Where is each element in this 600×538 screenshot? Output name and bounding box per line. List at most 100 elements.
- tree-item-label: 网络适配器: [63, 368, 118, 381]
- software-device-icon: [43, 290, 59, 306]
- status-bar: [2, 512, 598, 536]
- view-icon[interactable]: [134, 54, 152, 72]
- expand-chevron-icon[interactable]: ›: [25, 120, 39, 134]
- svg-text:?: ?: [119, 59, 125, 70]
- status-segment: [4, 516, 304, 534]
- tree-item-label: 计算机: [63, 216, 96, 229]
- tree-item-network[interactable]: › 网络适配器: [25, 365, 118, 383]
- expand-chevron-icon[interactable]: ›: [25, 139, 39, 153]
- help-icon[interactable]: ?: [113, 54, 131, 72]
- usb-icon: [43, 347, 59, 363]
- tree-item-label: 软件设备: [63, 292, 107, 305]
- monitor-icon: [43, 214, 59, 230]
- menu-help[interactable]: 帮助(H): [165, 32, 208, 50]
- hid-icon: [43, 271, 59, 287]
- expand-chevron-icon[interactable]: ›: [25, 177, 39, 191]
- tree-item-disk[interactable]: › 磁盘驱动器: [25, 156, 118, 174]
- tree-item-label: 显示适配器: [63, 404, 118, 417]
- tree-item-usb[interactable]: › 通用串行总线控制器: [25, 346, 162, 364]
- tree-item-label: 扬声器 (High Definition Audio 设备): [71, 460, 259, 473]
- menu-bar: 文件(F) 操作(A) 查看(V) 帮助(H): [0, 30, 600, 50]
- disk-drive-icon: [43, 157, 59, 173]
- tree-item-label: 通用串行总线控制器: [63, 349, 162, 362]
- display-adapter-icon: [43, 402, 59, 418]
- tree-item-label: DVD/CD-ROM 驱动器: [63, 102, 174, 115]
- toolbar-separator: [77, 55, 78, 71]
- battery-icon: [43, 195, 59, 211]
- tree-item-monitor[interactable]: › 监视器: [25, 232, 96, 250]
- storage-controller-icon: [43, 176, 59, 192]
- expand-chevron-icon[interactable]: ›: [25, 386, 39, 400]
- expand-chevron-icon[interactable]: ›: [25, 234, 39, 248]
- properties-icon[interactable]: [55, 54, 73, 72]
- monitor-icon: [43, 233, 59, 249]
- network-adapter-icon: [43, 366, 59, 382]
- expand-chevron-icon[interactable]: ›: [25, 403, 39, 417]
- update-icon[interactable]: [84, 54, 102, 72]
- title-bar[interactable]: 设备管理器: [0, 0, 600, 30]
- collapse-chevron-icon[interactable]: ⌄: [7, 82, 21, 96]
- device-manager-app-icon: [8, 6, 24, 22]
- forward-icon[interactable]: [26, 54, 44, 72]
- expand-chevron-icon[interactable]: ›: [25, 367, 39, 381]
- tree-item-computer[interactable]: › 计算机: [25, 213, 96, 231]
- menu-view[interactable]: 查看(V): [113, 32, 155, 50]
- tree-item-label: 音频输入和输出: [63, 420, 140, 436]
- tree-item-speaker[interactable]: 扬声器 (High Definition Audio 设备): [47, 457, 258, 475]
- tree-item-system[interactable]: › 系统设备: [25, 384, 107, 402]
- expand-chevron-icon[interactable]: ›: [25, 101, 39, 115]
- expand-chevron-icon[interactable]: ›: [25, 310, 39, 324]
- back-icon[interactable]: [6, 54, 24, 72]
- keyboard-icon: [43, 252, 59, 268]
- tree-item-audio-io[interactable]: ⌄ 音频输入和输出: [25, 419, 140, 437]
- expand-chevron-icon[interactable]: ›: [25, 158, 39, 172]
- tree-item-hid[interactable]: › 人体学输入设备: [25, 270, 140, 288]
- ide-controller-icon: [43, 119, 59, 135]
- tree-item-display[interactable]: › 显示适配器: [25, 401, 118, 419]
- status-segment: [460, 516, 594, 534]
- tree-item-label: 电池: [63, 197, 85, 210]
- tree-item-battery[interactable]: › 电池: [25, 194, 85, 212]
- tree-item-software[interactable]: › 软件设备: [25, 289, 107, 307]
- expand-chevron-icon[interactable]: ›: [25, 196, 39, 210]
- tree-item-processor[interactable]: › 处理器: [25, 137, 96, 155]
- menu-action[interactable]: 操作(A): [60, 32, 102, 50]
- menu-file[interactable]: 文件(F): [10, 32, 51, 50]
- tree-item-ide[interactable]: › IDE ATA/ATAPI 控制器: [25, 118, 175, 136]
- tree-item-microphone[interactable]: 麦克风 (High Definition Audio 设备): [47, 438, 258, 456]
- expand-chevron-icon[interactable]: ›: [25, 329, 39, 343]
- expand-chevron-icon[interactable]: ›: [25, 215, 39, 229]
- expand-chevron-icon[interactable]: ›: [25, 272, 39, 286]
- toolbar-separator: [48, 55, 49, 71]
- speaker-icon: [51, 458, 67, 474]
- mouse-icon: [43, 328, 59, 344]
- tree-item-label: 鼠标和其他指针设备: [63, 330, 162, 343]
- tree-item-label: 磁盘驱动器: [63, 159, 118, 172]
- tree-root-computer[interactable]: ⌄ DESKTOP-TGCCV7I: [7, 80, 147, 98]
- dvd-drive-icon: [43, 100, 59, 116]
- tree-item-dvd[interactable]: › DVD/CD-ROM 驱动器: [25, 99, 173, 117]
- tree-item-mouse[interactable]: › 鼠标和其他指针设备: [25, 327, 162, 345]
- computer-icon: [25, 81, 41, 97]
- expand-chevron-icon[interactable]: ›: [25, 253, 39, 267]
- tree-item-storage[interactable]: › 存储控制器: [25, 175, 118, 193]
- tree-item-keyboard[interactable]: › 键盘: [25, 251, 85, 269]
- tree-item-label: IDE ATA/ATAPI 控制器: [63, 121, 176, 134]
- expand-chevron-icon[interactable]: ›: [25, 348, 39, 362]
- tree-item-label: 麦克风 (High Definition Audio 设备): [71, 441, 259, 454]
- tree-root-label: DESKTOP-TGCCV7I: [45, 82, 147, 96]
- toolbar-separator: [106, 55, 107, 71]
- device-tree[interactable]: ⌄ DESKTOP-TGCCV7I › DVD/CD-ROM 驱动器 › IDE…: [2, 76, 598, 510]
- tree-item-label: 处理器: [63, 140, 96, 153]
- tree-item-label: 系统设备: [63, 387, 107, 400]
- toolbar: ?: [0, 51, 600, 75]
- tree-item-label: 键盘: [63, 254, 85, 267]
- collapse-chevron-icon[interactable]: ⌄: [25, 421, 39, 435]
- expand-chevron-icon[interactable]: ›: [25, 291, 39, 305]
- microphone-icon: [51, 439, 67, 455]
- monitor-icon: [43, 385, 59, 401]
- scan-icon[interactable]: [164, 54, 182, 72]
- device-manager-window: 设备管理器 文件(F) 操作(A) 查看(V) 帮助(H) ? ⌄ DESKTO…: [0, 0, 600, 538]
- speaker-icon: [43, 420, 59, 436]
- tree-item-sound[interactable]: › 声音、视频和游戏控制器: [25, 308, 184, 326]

What you need to do - Convert every line of the records above into a JSON list of strings, one string per line, and leave out any blank lines.

Response -
[
  "Where is each element in this 600×538 screenshot? Output name and bounding box per line. List at most 100 elements.",
  "- tree-item-label: 网络适配器: [63, 368, 118, 381]",
  "- software-device-icon: [43, 290, 59, 306]",
  "- status-bar: [2, 512, 598, 536]",
  "- view-icon[interactable]: [134, 54, 152, 72]",
  "- expand-chevron-icon[interactable]: ›: [25, 120, 39, 134]",
  "- svg-text:?: ?: [119, 59, 125, 70]",
  "- status-segment: [4, 516, 304, 534]",
  "- tree-item-label: 计算机: [63, 216, 96, 229]",
  "- tree-item-network[interactable]: › 网络适配器: [25, 365, 118, 383]",
  "- expand-chevron-icon[interactable]: ›: [25, 139, 39, 153]",
  "- help-icon[interactable]: ?: [113, 54, 131, 72]",
  "- usb-icon: [43, 347, 59, 363]",
  "- tree-item-label: 软件设备: [63, 292, 107, 305]",
  "- monitor-icon: [43, 214, 59, 230]",
  "- menu-help[interactable]: 帮助(H): [165, 32, 208, 50]",
  "- hid-icon: [43, 271, 59, 287]",
  "- expand-chevron-icon[interactable]: ›: [25, 177, 39, 191]",
  "- tree-item-disk[interactable]: › 磁盘驱动器: [25, 156, 118, 174]",
  "- tree-item-label: 显示适配器: [63, 404, 118, 417]",
  "- tree-item-usb[interactable]: › 通用串行总线控制器: [25, 346, 162, 364]",
  "- tree-item-label: 扬声器 (High Definition Audio 设备): [71, 460, 259, 473]",
  "- menu-bar: 文件(F) 操作(A) 查看(V) 帮助(H): [0, 30, 600, 50]",
  "- disk-drive-icon: [43, 157, 59, 173]",
  "- tree-item-label: 通用串行总线控制器: [63, 349, 162, 362]",
  "- display-adapter-icon: [43, 402, 59, 418]",
  "- tree-item-label: DVD/CD-ROM 驱动器: [63, 102, 174, 115]",
  "- toolbar-separator: [77, 55, 78, 71]",
  "- battery-icon: [43, 195, 59, 211]",
  "- tree-item-monitor[interactable]: › 监视器: [25, 232, 96, 250]",
  "- storage-controller-icon: [43, 176, 59, 192]",
  "- expand-chevron-icon[interactable]: ›: [25, 386, 39, 400]",
  "- expand-chevron-icon[interactable]: ›: [25, 234, 39, 248]",
  "- properties-icon[interactable]: [55, 54, 73, 72]",
  "- monitor-icon: [43, 233, 59, 249]",
  "- network-adapter-icon: [43, 366, 59, 382]",
  "- expand-chevron-icon[interactable]: ›: [25, 403, 39, 417]",
  "- update-icon[interactable]: [84, 54, 102, 72]",
  "- title-bar[interactable]: 设备管理器: [0, 0, 600, 30]",
  "- collapse-chevron-icon[interactable]: ⌄: [7, 82, 21, 96]",
  "- device-manager-app-icon: [8, 6, 24, 22]",
  "- forward-icon[interactable]: [26, 54, 44, 72]",
  "- expand-chevron-icon[interactable]: ›: [25, 367, 39, 381]",
  "- tree-item-computer[interactable]: › 计算机: [25, 213, 96, 231]",
  "- menu-view[interactable]: 查看(V): [113, 32, 155, 50]",
  "- tree-item-label: 音频输入和输出: [63, 420, 140, 436]",
  "- tree-item-speaker[interactable]: 扬声器 (High Definition Audio 设备): [47, 457, 258, 475]",
  "- tree-item-system[interactable]: › 系统设备: [25, 384, 107, 402]",
  "- expand-chevron-icon[interactable]: ›: [25, 101, 39, 115]",
  "- expand-chevron-icon[interactable]: ›: [25, 310, 39, 324]",
  "- back-icon[interactable]: [6, 54, 24, 72]",
  "- keyboard-icon: [43, 252, 59, 268]",
  "- tree-item-audio-io[interactable]: ⌄ 音频输入和输出: [25, 419, 140, 437]",
  "- expand-chevron-icon[interactable]: ›: [25, 158, 39, 172]",
  "- tree-item-hid[interactable]: › 人体学输入设备: [25, 270, 140, 288]",
  "- ide-controller-icon: [43, 119, 59, 135]",
  "- tree-item-display[interactable]: › 显示适配器: [25, 401, 118, 419]",
  "- status-segment: [460, 516, 594, 534]",
  "- tree-item-label: 电池: [63, 197, 85, 210]",
  "- tree-item-battery[interactable]: › 电池: [25, 194, 85, 212]",
  "- tree-item-software[interactable]: › 软件设备: [25, 289, 107, 307]",
  "- expand-chevron-icon[interactable]: ›: [25, 196, 39, 210]",
  "- tree-item-processor[interactable]: › 处理器: [25, 137, 96, 155]",
  "- menu-action[interactable]: 操作(A): [60, 32, 102, 50]",
  "- menu-file[interactable]: 文件(F): [10, 32, 51, 50]",
  "- tree-item-ide[interactable]: › IDE ATA/ATAPI 控制器: [25, 118, 175, 136]",
  "- tree-item-microphone[interactable]: 麦克风 (High Definition Audio 设备): [47, 438, 258, 456]",
  "- expand-chevron-icon[interactable]: ›: [25, 329, 39, 343]",
  "- expand-chevron-icon[interactable]: ›: [25, 215, 39, 229]",
  "- expand-chevron-icon[interactable]: ›: [25, 272, 39, 286]",
  "- toolbar-separator: [48, 55, 49, 71]",
  "- speaker-icon: [51, 458, 67, 474]",
  "- mouse-icon: [43, 328, 59, 344]",
  "- tree-item-label: 鼠标和其他指针设备: [63, 330, 162, 343]",
  "- tree-item-label: 磁盘驱动器: [63, 159, 118, 172]",
  "- tree-root-computer[interactable]: ⌄ DESKTOP-TGCCV7I: [7, 80, 147, 98]",
  "- dvd-drive-icon: [43, 100, 59, 116]",
  "- tree-item-dvd[interactable]: › DVD/CD-ROM 驱动器: [25, 99, 173, 117]",
  "- tree-item-mouse[interactable]: › 鼠标和其他指针设备: [25, 327, 162, 345]",
  "- computer-icon: [25, 81, 41, 97]",
  "- expand-chevron-icon[interactable]: ›: [25, 253, 39, 267]",
  "- tree-item-storage[interactable]: › 存储控制器: [25, 175, 118, 193]",
  "- tree-item-keyboard[interactable]: › 键盘: [25, 251, 85, 269]",
  "- tree-item-label: IDE ATA/ATAPI 控制器: [63, 121, 176, 134]",
  "- expand-chevron-icon[interactable]: ›: [25, 348, 39, 362]",
  "- tree-item-label: 麦克风 (High Definition Audio 设备): [71, 441, 259, 454]",
  "- tree-root-label: DESKTOP-TGCCV7I: [45, 82, 147, 96]",
  "- toolbar-separator: [106, 55, 107, 71]",
  "- device-tree[interactable]: ⌄ DESKTOP-TGCCV7I › DVD/CD-ROM 驱动器 › IDE…: [2, 76, 598, 510]",
  "- tree-item-label: 处理器: [63, 140, 96, 153]",
  "- tree-item-label: 系统设备: [63, 387, 107, 400]",
  "- toolbar: ?: [0, 51, 600, 75]",
  "- tree-item-label: 键盘: [63, 254, 85, 267]",
  "- collapse-chevron-icon[interactable]: ⌄: [25, 421, 39, 435]",
  "- expand-chevron-icon[interactable]: ›: [25, 291, 39, 305]",
  "- microphone-icon: [51, 439, 67, 455]",
  "- monitor-icon: [43, 385, 59, 401]",
  "- scan-icon[interactable]: [164, 54, 182, 72]",
  "- device-manager-window: 设备管理器 文件(F) 操作(A) 查看(V) 帮助(H) ? ⌄ DESKTO…: [0, 0, 600, 538]",
  "- speaker-icon: [43, 420, 59, 436]",
  "- tree-item-sound[interactable]: › 声音、视频和游戏控制器: [25, 308, 184, 326]"
]